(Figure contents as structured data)
▼

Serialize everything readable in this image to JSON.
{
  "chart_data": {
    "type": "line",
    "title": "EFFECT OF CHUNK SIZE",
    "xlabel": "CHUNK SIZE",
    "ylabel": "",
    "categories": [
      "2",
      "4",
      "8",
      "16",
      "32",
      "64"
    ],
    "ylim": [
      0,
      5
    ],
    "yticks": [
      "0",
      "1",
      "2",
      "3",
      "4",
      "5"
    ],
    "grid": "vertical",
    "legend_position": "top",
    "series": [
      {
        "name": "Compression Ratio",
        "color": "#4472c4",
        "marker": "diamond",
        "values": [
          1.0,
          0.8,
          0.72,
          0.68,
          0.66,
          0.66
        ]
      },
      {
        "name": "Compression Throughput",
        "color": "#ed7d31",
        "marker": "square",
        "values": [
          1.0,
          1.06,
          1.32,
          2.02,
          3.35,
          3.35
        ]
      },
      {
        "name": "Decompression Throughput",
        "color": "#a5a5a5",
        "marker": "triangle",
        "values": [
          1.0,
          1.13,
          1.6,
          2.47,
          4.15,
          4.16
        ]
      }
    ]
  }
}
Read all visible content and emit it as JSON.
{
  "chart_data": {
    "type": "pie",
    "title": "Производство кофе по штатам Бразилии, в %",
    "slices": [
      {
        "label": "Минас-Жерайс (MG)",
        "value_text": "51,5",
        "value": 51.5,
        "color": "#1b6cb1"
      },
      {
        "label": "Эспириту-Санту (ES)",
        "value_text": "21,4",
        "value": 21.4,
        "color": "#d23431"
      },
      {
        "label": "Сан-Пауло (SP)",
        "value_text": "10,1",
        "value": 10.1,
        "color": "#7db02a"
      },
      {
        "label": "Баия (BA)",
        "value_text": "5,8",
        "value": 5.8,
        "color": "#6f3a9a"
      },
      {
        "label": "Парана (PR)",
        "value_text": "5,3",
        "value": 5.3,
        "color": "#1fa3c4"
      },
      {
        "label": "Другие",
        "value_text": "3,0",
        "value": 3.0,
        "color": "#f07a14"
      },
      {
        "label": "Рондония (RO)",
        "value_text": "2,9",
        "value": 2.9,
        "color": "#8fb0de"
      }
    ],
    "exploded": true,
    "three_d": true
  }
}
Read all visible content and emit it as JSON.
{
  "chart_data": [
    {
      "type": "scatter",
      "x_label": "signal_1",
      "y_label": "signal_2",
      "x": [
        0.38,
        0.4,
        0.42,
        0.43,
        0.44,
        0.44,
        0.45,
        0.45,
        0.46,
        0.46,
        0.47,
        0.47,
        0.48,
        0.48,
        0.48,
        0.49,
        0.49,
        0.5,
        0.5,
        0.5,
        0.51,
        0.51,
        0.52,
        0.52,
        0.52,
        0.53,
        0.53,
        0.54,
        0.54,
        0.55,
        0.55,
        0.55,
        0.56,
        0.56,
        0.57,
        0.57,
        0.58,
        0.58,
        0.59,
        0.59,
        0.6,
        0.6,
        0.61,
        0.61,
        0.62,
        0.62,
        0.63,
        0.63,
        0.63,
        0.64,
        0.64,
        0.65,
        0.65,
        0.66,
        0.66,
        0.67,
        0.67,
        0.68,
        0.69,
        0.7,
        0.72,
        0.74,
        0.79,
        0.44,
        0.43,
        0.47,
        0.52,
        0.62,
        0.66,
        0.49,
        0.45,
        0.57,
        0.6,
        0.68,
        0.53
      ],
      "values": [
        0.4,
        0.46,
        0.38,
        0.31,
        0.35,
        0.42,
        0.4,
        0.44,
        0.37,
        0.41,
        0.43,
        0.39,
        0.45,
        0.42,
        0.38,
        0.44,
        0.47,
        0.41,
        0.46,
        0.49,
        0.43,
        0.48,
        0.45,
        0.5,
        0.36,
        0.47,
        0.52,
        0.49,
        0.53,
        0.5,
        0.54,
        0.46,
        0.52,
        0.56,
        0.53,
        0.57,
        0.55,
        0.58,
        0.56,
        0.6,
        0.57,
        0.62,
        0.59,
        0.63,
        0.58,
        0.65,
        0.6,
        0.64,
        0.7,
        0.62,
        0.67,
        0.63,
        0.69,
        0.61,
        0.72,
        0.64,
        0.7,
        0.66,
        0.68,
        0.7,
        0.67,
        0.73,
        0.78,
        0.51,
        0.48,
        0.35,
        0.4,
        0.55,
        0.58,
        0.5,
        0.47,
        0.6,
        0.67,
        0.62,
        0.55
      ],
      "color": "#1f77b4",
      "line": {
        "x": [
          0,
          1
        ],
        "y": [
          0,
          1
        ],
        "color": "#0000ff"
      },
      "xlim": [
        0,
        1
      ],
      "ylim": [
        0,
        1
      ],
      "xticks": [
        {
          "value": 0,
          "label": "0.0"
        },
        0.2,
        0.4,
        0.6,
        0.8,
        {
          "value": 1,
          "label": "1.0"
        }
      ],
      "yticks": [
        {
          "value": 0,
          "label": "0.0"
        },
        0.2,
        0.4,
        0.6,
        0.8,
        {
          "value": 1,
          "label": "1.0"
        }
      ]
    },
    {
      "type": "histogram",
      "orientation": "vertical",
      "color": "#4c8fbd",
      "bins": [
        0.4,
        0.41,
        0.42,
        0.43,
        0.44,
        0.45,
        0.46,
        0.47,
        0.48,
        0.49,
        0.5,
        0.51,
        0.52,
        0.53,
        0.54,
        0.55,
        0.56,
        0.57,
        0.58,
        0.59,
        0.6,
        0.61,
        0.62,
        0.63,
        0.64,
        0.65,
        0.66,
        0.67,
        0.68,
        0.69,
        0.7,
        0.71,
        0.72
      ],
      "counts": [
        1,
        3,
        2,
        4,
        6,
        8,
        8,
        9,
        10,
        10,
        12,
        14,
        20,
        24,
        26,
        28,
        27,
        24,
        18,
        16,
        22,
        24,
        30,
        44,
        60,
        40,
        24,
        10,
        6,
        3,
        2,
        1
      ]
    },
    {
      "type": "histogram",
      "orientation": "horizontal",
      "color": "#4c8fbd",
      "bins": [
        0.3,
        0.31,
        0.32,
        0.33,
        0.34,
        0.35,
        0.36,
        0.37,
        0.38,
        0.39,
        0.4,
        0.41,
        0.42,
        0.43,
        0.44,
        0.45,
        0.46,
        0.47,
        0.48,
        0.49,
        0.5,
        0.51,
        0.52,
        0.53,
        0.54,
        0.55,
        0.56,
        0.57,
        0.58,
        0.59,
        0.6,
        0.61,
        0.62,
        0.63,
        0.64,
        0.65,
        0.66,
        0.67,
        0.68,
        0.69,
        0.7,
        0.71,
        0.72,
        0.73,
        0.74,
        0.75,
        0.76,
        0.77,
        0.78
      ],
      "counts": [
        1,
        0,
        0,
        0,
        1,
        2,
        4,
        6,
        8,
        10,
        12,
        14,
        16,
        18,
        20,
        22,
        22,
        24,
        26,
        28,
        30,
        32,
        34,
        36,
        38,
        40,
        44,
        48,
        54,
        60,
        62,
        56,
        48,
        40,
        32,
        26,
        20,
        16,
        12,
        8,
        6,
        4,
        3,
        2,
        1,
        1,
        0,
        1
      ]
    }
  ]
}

▲

#### TASK REQUIREMENTS:
Gather, from the listing above, every line carrying the word "name".

#### FINISHED TASK:
        "name": "Compression Ratio",
        "name": "Compression Throughput",
        "name": "Decompression Throughput",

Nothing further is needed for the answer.